Ich warte übrigens sehnsüchtig auf die Beiträge von Xilef und OldNick zu diesem Thema ;-)

Ok, ok, mein Herr:
Maries Antwort gefällt mir. Sie stellt einen Bezug zur hiesigen Realität her, in der es keine klare Marketingbeschäftigung gibt und in der Autor und/oder Regisseur selbst für ihr Produkt die Werbetrommel rühren müssen.
Ansonsten geht diese Diskussion weitgehend an meiner Realität vorbei. Mir hat bisher noch keiner der Beteiligten überzeugend dargelegt, wie er, außerhalb eigener (und höchst subjektiver) Antizipation seine vermeintliche Zielgruppe festlegt und was diese Festlegung konkret an Konsequenzen für die reale Arbeit bereithält und inwiefern sie jene bereichert.
Mir erscheint das so, als wollten einige Künstler gerne die Arbeit ihrer Lektoren und Verlage nichtig machen. Von dieser Idee bin ich, vorsichtig gesagt, nicht überzeugt. Ein Michael Ende, der es seinem inneren Kritiker erlaubt hätte, in einem durch ihn selbst gestalteten "Zielgruppenverstand" zu ihm zu sprechen, hätte ein Buch wie "Die unendliche Geschichte" niemals zuende geschrieben. Auch wären, dieser Logik folgend, ein großer Teil an Werken niemals in der Form fertiggestellt worden, Werke, die die Literatur revolutionierten.

--*--

- Ziel A -
Wie lässt sich der Ausgangstext in zwei Sätzen zusammenfassen?

[Auflistungen der Elementbereiche]

--*--

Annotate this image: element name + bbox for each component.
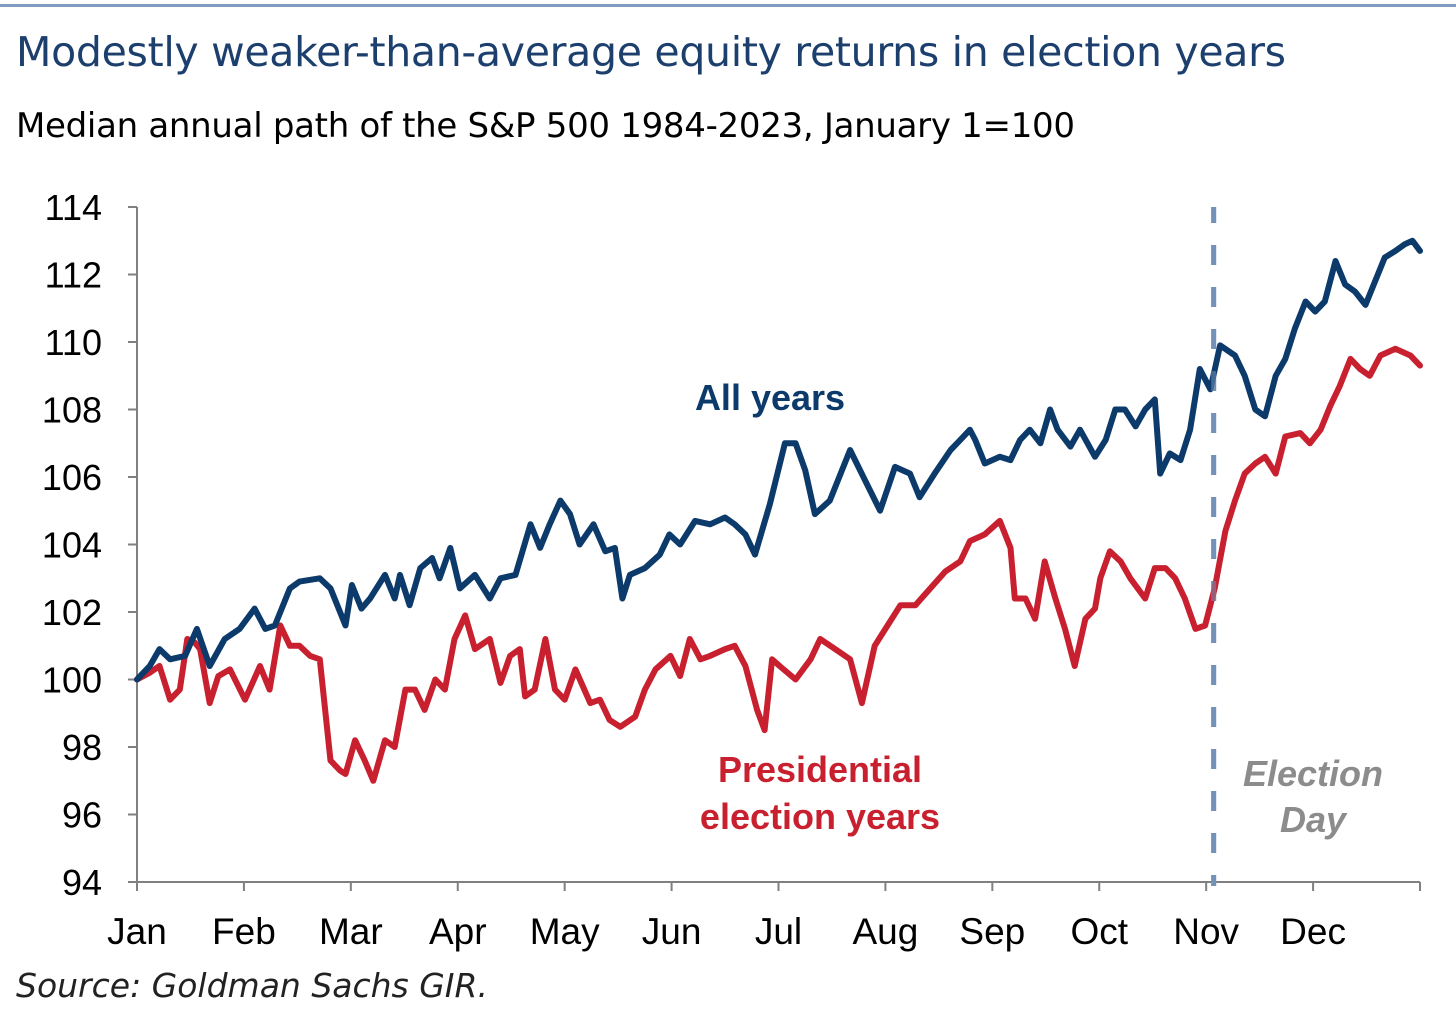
- y-tick-label: 112: [45, 255, 102, 296]
- y-tick-label: 110: [45, 322, 102, 363]
- election-years-line: [134, 345, 1423, 784]
- x-tick-label: Jun: [642, 911, 702, 952]
- x-tick-label: Aug: [852, 911, 918, 952]
- x-tick-label: Dec: [1280, 911, 1346, 952]
- axes: 94 96 98 100 102 104 106 108 110 112 114 Jan Feb Mar A…: [42, 187, 1421, 952]
- x-tick-label: Feb: [212, 911, 276, 952]
- annotations: All years Presidential election years El…: [695, 377, 1383, 840]
- y-tick-label: 114: [45, 187, 102, 228]
- source-note: Source: Goldman Sachs GIR.: [16, 966, 488, 1005]
- chart-title: Modestly weaker-than-average equity retu…: [16, 28, 1286, 76]
- x-tick-label: Jan: [107, 911, 167, 952]
- y-tick-label: 106: [42, 457, 102, 498]
- election-years-label-line1: Presidential: [718, 749, 922, 790]
- all-years-line: [134, 237, 1423, 683]
- election-day-label-line1: Election: [1243, 753, 1383, 794]
- series-lines: [134, 207, 1423, 886]
- election-day-label-line2: Day: [1280, 799, 1348, 840]
- y-tick-label: 94: [62, 862, 102, 903]
- x-tick-label: Nov: [1173, 911, 1239, 952]
- y-tick-label: 108: [42, 390, 102, 431]
- y-tick-label: 98: [62, 727, 102, 768]
- top-rule: [0, 4, 1456, 7]
- x-tick-label: May: [530, 911, 600, 952]
- all-years-label: All years: [695, 377, 845, 418]
- x-tick-label: Oct: [1070, 911, 1128, 952]
- y-tick-label: 102: [42, 592, 102, 633]
- x-tick-label: Mar: [319, 911, 383, 952]
- x-tick-label: Apr: [429, 911, 487, 952]
- election-years-label-line2: election years: [700, 796, 940, 837]
- y-tick-label: 100: [42, 660, 102, 701]
- y-tick-label: 96: [62, 795, 102, 836]
- x-tick-label: Sep: [959, 911, 1025, 952]
- y-tick-label: 104: [42, 525, 102, 566]
- x-tick-label: Jul: [755, 911, 802, 952]
- chart-subtitle: Median annual path of the S&P 500 1984-2…: [16, 106, 1075, 146]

--*--

- Ziel B -
Kannst du den Teil der Einträge, der mit der Zeile mit „- y-tick-label: 112: [45, 255, 102, 296]“ beginnt und mit der Zeile mit „- election-years-label-line1: Presidential: [718, 749, 922, 790]“ endet, beide eingeschlossen, in eine nummerierte Liste ohne Leerzeilen umformen?

- Musterlösung A -
Maries Antwort findet Zustimmung, weil sie sich auf eine Realität bezieht, in der es keine klare Marketingbeschäftigung gibt und Autor oder Regisseur selbst für ihr Produkt werben müssen. Die übrige Diskussion um Zielgruppen geht dagegen an der eigenen Realität vorbei, und am Beispiel Michael Endes wird bezweifelt, dass Künstler die Arbeit von Lektoren und Verlagen nichtig machen sollten, da sonst Werke wie „Die unendliche Geschichte“ nie vollendet worden wären.

- Musterlösung B -
1. - y-tick-label: 112: [45, 255, 102, 296]
2. - y-tick-label: 110: [45, 322, 102, 363]
3. - election-years-line: [134, 345, 1423, 784]
4. - x-tick-label: Jun: [642, 911, 702, 952]
5. - x-tick-label: Aug: [852, 911, 918, 952]
6. - x-tick-label: Dec: [1280, 911, 1346, 952]
7. - axes: 94 96 98 100 102 104 106 108 110 112 114 Jan Feb Mar A…: [42, 187, 1421, 952]
8. - x-tick-label: Feb: [212, 911, 276, 952]
9. - annotations: All years Presidential election years El…: [695, 377, 1383, 840]
10. - y-tick-label: 114: [45, 187, 102, 228]
11. - source-note: Source: Goldman Sachs GIR.: [16, 966, 488, 1005]
12. - chart-title: Modestly weaker-than-average equity retu…: [16, 28, 1286, 76]
13. - x-tick-label: Jan: [107, 911, 167, 952]
14. - y-tick-label: 106: [42, 457, 102, 498]
15. - election-years-label-line1: Presidential: [718, 749, 922, 790]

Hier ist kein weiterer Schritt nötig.